Passage:

────────────────────────────────────────

Gregory A. de Vries (born January 4, 1973) is a Canadian former professional ice hockey player. He played over 800 games with six teams in the National Hockey League (NHL). de Vries won the Stanley Cup with the Colorado Avalanche in 2000–01 season.

Playing career
de Vries grew up playing minor hockey in his hometown of Sundridge, Ontario in the OMHA's Georgian Bay-Parry Sound Minor hockey league. In Bantam, he played for the North Bay Cortina Astros AAA club in 1988–89.  The following year, de Vries signed with the Aurora Eagles Jr.A. club of the OHA.

In May 1990, de Vries was drafted in the third round (35th overall) by the Niagara Falls Thunder in the OHL Priority Selection. de Vries, however, decided that he would forego major junior hockey and pursue an NCAA scholarship.

The following season (1990–91), de Vries signed with the Stratford Cullitons Jr.B. club and teamed with future NHL defenseman, Chris Pronger.

In 1991–92, de Vries accepted a scholarship at Bowling Green State University (CCHA). He left BGSU for the OHL Niagara Falls Thunder in September 1992.

Undrafted, de Vries was signed by the Edmonton Oilers on March 20, 1994, as a free agent. de Vries was signed from junior team Niagara Falls Thunder of the Ontario Hockey League and made his professional debut at the end of the 1993–94 season with Oilers affiliate, the Cape Breton Oilers of the American Hockey League (AHL).

On October 1, 1998, de Vries was traded by the Oilers, along with Drake Berehowsky and Éric Fichaud to the Nashville Predators for Jim Dowd and Mikhail Shtalenkov, but less than a month later on October 24 was traded to the Colorado Avalanche for a second-round draft pick.  He played five seasons in Colorado, becoming a fixture in the Avalanche defense and winning the Stanley Cup in 2001.

────────────────────────────────────────

Extracted material:
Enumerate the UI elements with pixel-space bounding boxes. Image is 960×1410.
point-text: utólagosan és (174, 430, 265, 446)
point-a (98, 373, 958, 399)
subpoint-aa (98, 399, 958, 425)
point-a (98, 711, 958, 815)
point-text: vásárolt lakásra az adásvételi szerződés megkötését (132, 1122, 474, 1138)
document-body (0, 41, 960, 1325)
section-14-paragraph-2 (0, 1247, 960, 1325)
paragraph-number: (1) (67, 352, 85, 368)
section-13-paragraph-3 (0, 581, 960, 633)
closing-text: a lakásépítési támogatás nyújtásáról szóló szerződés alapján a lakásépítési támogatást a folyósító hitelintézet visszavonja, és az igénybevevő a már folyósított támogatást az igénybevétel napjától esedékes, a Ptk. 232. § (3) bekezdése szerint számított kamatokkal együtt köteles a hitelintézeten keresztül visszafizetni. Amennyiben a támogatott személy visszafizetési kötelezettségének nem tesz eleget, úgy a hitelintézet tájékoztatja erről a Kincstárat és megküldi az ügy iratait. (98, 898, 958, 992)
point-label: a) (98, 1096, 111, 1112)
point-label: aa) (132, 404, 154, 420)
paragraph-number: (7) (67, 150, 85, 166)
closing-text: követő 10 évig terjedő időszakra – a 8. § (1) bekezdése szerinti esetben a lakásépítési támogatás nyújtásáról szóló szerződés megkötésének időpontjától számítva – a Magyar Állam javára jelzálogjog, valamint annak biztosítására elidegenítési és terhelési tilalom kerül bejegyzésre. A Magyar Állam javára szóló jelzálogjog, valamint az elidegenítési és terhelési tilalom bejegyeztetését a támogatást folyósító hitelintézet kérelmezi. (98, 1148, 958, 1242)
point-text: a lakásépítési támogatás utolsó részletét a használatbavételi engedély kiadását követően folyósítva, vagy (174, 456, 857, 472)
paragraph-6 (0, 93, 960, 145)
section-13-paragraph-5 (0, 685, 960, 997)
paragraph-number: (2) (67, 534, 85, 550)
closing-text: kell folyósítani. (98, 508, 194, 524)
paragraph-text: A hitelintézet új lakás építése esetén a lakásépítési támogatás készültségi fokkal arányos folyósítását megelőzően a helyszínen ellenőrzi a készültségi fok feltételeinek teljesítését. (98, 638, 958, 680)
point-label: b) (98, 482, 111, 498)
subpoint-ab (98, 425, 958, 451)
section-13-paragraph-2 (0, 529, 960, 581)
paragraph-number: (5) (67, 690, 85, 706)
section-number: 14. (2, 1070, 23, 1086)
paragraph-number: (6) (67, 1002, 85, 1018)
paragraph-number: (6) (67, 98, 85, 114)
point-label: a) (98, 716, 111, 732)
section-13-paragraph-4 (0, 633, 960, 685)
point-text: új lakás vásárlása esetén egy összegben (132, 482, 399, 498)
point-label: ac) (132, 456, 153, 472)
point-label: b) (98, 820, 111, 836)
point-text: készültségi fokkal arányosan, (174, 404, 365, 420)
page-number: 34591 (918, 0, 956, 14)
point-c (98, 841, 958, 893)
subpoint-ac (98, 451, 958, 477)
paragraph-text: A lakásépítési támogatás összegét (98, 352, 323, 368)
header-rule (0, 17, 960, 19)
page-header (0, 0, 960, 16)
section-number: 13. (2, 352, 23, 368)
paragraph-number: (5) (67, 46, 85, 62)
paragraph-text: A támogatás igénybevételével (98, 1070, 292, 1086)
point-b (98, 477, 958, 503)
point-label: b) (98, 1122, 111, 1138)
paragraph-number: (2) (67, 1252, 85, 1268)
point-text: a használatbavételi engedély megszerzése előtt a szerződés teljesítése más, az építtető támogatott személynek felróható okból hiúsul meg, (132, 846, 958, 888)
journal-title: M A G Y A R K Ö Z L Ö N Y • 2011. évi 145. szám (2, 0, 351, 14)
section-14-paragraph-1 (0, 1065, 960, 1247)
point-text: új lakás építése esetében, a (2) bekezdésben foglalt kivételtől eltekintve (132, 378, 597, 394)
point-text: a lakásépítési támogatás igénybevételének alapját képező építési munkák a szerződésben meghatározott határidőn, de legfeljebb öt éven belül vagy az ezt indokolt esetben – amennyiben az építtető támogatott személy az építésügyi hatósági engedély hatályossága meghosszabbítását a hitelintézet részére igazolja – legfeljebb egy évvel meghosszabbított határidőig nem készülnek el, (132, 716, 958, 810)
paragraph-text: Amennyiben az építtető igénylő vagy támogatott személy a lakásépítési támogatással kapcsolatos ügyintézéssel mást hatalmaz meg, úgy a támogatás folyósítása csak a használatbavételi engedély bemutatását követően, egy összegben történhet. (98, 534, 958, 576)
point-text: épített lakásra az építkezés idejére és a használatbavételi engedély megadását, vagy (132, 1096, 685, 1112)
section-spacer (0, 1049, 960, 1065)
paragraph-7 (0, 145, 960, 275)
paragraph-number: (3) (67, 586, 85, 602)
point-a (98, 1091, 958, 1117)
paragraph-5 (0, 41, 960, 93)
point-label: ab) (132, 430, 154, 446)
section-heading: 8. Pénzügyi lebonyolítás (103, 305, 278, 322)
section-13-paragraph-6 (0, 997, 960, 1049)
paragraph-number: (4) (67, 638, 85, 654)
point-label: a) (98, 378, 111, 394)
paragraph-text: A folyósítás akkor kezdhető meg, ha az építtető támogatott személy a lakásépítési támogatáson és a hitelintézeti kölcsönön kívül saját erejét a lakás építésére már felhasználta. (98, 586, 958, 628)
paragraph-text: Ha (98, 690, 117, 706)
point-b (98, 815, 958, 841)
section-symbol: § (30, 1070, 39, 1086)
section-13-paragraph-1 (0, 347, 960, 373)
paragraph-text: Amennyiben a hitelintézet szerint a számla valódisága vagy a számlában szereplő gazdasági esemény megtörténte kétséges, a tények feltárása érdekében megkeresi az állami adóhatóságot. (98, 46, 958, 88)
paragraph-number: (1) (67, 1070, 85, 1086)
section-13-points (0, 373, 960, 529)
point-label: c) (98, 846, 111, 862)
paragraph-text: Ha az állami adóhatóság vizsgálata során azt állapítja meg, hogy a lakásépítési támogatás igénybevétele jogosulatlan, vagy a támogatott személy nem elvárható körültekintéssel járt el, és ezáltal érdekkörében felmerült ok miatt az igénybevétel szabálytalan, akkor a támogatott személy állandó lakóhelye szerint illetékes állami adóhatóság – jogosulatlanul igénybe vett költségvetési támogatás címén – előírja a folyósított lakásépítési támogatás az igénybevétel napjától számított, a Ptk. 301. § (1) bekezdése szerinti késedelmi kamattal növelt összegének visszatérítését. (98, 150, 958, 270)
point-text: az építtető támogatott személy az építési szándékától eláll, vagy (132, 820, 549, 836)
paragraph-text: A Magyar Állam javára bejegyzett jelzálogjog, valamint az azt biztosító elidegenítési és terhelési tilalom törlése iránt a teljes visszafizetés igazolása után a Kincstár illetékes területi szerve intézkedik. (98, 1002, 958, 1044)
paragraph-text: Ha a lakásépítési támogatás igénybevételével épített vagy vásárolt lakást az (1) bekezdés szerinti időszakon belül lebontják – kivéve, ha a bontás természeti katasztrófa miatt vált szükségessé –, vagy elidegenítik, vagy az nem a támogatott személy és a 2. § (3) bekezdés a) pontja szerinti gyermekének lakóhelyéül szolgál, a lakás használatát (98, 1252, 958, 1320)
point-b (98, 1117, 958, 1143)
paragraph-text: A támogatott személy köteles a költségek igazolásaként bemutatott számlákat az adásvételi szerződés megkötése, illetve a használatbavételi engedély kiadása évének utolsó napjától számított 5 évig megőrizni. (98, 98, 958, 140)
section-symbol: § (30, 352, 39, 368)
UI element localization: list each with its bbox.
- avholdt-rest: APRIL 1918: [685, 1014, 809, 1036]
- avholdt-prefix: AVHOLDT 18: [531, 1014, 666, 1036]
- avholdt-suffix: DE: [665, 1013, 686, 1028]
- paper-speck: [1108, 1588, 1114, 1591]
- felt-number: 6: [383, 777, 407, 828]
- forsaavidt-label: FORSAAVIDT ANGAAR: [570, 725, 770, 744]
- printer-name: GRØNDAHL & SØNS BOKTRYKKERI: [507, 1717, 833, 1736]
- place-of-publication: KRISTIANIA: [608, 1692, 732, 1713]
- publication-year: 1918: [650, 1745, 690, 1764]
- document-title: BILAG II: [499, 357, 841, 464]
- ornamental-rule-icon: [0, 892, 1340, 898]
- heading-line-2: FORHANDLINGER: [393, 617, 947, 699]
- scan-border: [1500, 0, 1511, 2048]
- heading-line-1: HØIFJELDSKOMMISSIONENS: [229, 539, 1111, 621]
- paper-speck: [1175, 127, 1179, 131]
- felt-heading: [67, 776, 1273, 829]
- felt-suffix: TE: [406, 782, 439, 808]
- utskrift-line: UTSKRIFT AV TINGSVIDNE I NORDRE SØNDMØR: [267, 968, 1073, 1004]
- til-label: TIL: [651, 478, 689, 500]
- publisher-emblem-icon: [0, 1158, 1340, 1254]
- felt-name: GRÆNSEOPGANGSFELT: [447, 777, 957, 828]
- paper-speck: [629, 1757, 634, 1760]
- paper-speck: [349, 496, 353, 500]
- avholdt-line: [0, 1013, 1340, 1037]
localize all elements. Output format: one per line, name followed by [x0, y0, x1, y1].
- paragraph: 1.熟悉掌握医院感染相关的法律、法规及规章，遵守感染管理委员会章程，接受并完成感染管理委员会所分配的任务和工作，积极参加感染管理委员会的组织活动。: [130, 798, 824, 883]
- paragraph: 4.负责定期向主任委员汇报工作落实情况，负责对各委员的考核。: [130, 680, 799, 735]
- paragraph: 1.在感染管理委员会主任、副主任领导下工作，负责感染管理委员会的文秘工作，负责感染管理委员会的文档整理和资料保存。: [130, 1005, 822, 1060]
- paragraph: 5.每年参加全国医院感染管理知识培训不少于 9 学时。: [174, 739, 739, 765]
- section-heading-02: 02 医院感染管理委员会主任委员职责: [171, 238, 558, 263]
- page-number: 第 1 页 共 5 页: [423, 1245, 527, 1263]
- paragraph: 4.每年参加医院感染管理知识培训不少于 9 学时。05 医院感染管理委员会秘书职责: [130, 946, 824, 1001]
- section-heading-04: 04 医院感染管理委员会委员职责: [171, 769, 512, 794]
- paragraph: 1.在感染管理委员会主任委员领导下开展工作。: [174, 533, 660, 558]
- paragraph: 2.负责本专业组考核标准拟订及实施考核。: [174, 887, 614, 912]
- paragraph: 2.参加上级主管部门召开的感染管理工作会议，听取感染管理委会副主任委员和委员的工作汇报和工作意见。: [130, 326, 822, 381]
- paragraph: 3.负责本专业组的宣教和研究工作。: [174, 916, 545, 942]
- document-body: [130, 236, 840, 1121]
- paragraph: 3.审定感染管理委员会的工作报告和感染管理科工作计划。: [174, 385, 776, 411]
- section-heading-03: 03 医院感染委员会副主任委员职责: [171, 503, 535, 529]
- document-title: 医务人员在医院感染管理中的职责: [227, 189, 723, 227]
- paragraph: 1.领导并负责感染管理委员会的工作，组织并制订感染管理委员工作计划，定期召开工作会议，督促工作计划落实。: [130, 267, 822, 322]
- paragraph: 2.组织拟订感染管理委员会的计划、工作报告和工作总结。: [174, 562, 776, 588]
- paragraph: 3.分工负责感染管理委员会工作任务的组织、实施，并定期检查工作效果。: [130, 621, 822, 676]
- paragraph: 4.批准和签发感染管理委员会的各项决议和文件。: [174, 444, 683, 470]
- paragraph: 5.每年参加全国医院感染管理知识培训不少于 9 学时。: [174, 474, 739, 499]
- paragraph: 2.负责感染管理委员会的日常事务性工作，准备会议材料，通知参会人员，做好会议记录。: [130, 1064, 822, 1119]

────────────────────────────────────────

Complete the following:
[A] In the de Vries biography above, which Junior B club did de Vries sign with for the 1990–91 season?
[B] Do these statements agree with the de Vries biography above? Answer yes or no for each, quoting the deciding words.
(i) The Edmonton Oilers drafted de Vries.
(ii) de Vries went to the Colorado Avalanche in a trade for a second-round draft pick.
(iii) de Vries played five seasons in Colorado.

Responses in order:
[A] The Stratford Cullitons.

[B]
(i) No: "Undrafted, de Vries was signed by the Edmonton Oilers on March 20, 1994, as a free agent."
(ii) Yes: "on October 24 was traded to the Colorado Avalanche for a second-round draft pick"
(iii) Yes: "He played five seasons in Colorado"